* What is expected
Substitute "legend-text" for each "legend-label" in the records below, and reproduce every other line without change. Omit the pictures from your answer.
* START Dataset records *
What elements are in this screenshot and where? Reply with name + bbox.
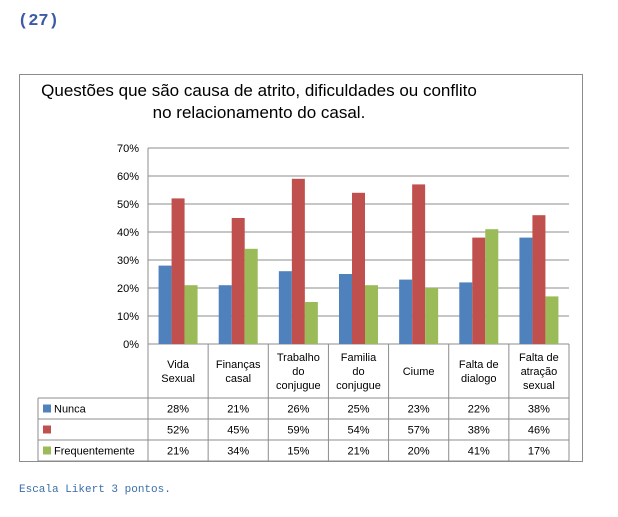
data-value-label: 21%: [167, 446, 189, 458]
data-value-label: 28%: [167, 404, 189, 416]
x-category-label: dialogo: [461, 373, 496, 385]
bar: [218, 285, 232, 344]
bar: [291, 178, 305, 344]
data-value-label: 41%: [468, 446, 490, 458]
y-tick-label: 30%: [117, 255, 139, 267]
x-category-label: Finanças: [216, 359, 261, 371]
data-value-label: 17%: [528, 446, 550, 458]
x-category-label: Vida: [167, 359, 190, 371]
y-tick-label: 10%: [117, 311, 139, 323]
x-category-label: Falta de: [459, 359, 499, 371]
y-tick-label: 40%: [117, 227, 139, 239]
x-category-label: Familia: [341, 352, 377, 364]
data-value-label: 21%: [347, 446, 369, 458]
data-value-label: 52%: [167, 425, 189, 437]
legend-key: [43, 404, 51, 413]
chart-title: Questões que são causa de atrito, dificu…: [19, 80, 499, 124]
figure-number: (27): [18, 12, 59, 31]
data-value-label: 21%: [227, 404, 249, 416]
y-tick-label: 0%: [123, 339, 139, 351]
bar: [304, 302, 318, 344]
data-value-label: 46%: [528, 425, 550, 437]
y-tick-label: 60%: [117, 171, 139, 183]
data-value-label: 45%: [227, 425, 249, 437]
legend-key: [43, 446, 51, 455]
y-tick-label: 50%: [117, 199, 139, 211]
bar: [545, 296, 559, 344]
bar: [158, 265, 172, 344]
bar: [352, 192, 365, 344]
x-category-label: Sexual: [161, 373, 195, 385]
legend-label: Frequentemente: [54, 446, 135, 458]
bar: [532, 215, 546, 344]
x-category-label: Ciume: [403, 366, 435, 378]
x-category-label: sexual: [523, 380, 555, 392]
x-category-label: do: [292, 366, 304, 378]
bar: [519, 237, 533, 344]
bar: [278, 271, 292, 344]
footer-note: Escala Likert 3 pontos.: [19, 484, 171, 496]
bar: [485, 229, 499, 344]
bar: [339, 274, 352, 344]
x-category-label: conjugue: [336, 380, 381, 392]
data-value-label: 26%: [287, 404, 309, 416]
x-category-label: casal: [225, 373, 251, 385]
data-value-label: 38%: [468, 425, 490, 437]
data-value-label: 20%: [408, 446, 430, 458]
bar: [412, 184, 426, 344]
x-category-label: atração: [521, 366, 558, 378]
data-value-label: 59%: [287, 425, 309, 437]
legend-key: [43, 425, 51, 434]
data-value-label: 57%: [408, 425, 430, 437]
data-value-label: 22%: [468, 404, 490, 416]
x-category-label: Trabalho: [277, 352, 320, 364]
x-category-label: conjugue: [276, 380, 321, 392]
bar: [365, 285, 378, 344]
data-value-label: 25%: [347, 404, 369, 416]
data-value-label: 38%: [528, 404, 550, 416]
x-category-label: do: [352, 366, 364, 378]
bar: [459, 282, 473, 344]
bar: [184, 285, 198, 344]
bar: [171, 198, 185, 344]
bar: [425, 288, 439, 344]
chart-title-line-2: no relacionamento do casal.: [152, 103, 366, 122]
bar: [399, 279, 413, 344]
x-category-label: Falta de: [519, 352, 559, 364]
y-tick-label: 70%: [117, 143, 139, 155]
data-value-label: 34%: [227, 446, 249, 458]
bar: [231, 218, 245, 344]
data-value-label: 54%: [347, 425, 369, 437]
legend-label: Nunca: [54, 404, 87, 416]
bar: [472, 237, 486, 344]
chart-title-line-1: Questões que são causa de atrito, dificu…: [41, 81, 477, 100]
data-value-label: 15%: [287, 446, 309, 458]
y-tick-label: 20%: [117, 283, 139, 295]
data-value-label: 23%: [408, 404, 430, 416]
bar: [244, 248, 258, 344]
* END Dataset records *
* Final result
What elements are in this screenshot and where? Reply with name + bbox.
data-value-label: 21%: [167, 446, 189, 458]
data-value-label: 28%: [167, 404, 189, 416]
x-category-label: dialogo: [461, 373, 496, 385]
bar: [218, 285, 232, 344]
bar: [291, 178, 305, 344]
data-value-label: 41%: [468, 446, 490, 458]
y-tick-label: 30%: [117, 255, 139, 267]
x-category-label: Finanças: [216, 359, 261, 371]
data-value-label: 17%: [528, 446, 550, 458]
x-category-label: Vida: [167, 359, 190, 371]
y-tick-label: 10%: [117, 311, 139, 323]
x-category-label: Falta de: [459, 359, 499, 371]
y-tick-label: 40%: [117, 227, 139, 239]
x-category-label: Familia: [341, 352, 377, 364]
data-value-label: 21%: [347, 446, 369, 458]
data-value-label: 52%: [167, 425, 189, 437]
legend-key: [43, 404, 51, 413]
chart-title: Questões que são causa de atrito, dificu…: [19, 80, 499, 124]
figure-number: (27): [18, 12, 59, 31]
data-value-label: 21%: [227, 404, 249, 416]
y-tick-label: 0%: [123, 339, 139, 351]
bar: [304, 302, 318, 344]
data-value-label: 46%: [528, 425, 550, 437]
y-tick-label: 60%: [117, 171, 139, 183]
data-value-label: 45%: [227, 425, 249, 437]
legend-key: [43, 446, 51, 455]
y-tick-label: 50%: [117, 199, 139, 211]
bar: [545, 296, 559, 344]
bar: [158, 265, 172, 344]
bar: [352, 192, 365, 344]
x-category-label: Sexual: [161, 373, 195, 385]
legend-text: Frequentemente: [54, 446, 135, 458]
bar: [532, 215, 546, 344]
x-category-label: Ciume: [403, 366, 435, 378]
x-category-label: sexual: [523, 380, 555, 392]
x-category-label: do: [292, 366, 304, 378]
bar: [519, 237, 533, 344]
bar: [278, 271, 292, 344]
footer-note: Escala Likert 3 pontos.: [19, 484, 171, 496]
bar: [485, 229, 499, 344]
bar: [339, 274, 352, 344]
x-category-label: conjugue: [336, 380, 381, 392]
data-value-label: 26%: [287, 404, 309, 416]
x-category-label: casal: [225, 373, 251, 385]
data-value-label: 38%: [468, 425, 490, 437]
data-value-label: 20%: [408, 446, 430, 458]
bar: [412, 184, 426, 344]
x-category-label: atração: [521, 366, 558, 378]
data-value-label: 59%: [287, 425, 309, 437]
legend-key: [43, 425, 51, 434]
data-value-label: 57%: [408, 425, 430, 437]
data-value-label: 22%: [468, 404, 490, 416]
x-category-label: Trabalho: [277, 352, 320, 364]
x-category-label: conjugue: [276, 380, 321, 392]
bar: [365, 285, 378, 344]
data-value-label: 25%: [347, 404, 369, 416]
data-value-label: 38%: [528, 404, 550, 416]
x-category-label: do: [352, 366, 364, 378]
bar: [459, 282, 473, 344]
bar: [184, 285, 198, 344]
bar: [171, 198, 185, 344]
bar: [425, 288, 439, 344]
chart-title-line-2: no relacionamento do casal.: [152, 103, 366, 122]
bar: [399, 279, 413, 344]
x-category-label: Falta de: [519, 352, 559, 364]
y-tick-label: 70%: [117, 143, 139, 155]
data-value-label: 34%: [227, 446, 249, 458]
bar: [231, 218, 245, 344]
data-value-label: 54%: [347, 425, 369, 437]
legend-text: Nunca: [54, 404, 87, 416]
bar: [472, 237, 486, 344]
chart-title-line-1: Questões que são causa de atrito, dificu…: [41, 81, 477, 100]
data-value-label: 15%: [287, 446, 309, 458]
y-tick-label: 20%: [117, 283, 139, 295]
data-value-label: 23%: [408, 404, 430, 416]
bar: [244, 248, 258, 344]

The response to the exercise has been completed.